» **To be done**
Show each line that has the string "infrastructure" in it.

» **Records that describe figures**
┌──
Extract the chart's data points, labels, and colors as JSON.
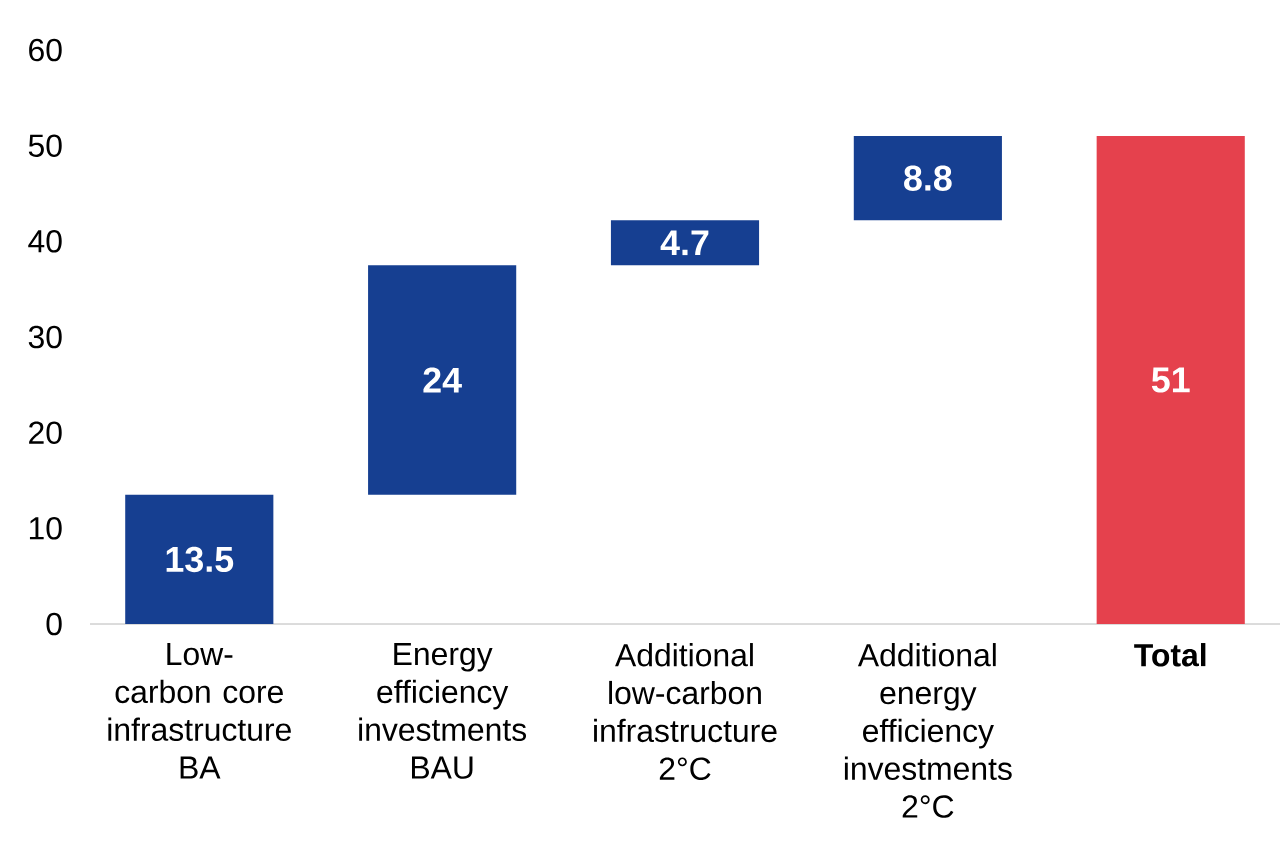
{
  "chart_data": {
    "type": "bar",
    "categories": [
      "Low-carbon core infrastructure BA",
      "Energy efficiency investments BAU",
      "Additional low-carbon infrastructure 2°C",
      "Additional energy efficiency investments 2°C",
      "**Total**"
    ],
    "values": [
      13.5,
      24,
      4.7,
      8.8,
      51
    ],
    "base": [
      0,
      13.5,
      37.5,
      42.2,
      0
    ],
    "colors": [
      "#163f91",
      "#163f91",
      "#163f91",
      "#163f91",
      "#e5414d"
    ],
    "ylim": [
      0,
      60
    ],
    "yticks": [
      0,
      10,
      20,
      30,
      40,
      50,
      60
    ],
    "data_labels": true,
    "grid": false
  }
}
└──
» **Full answer**
      "Low-carbon core infrastructure BA",
      "Additional low-carbon infrastructure 2°C",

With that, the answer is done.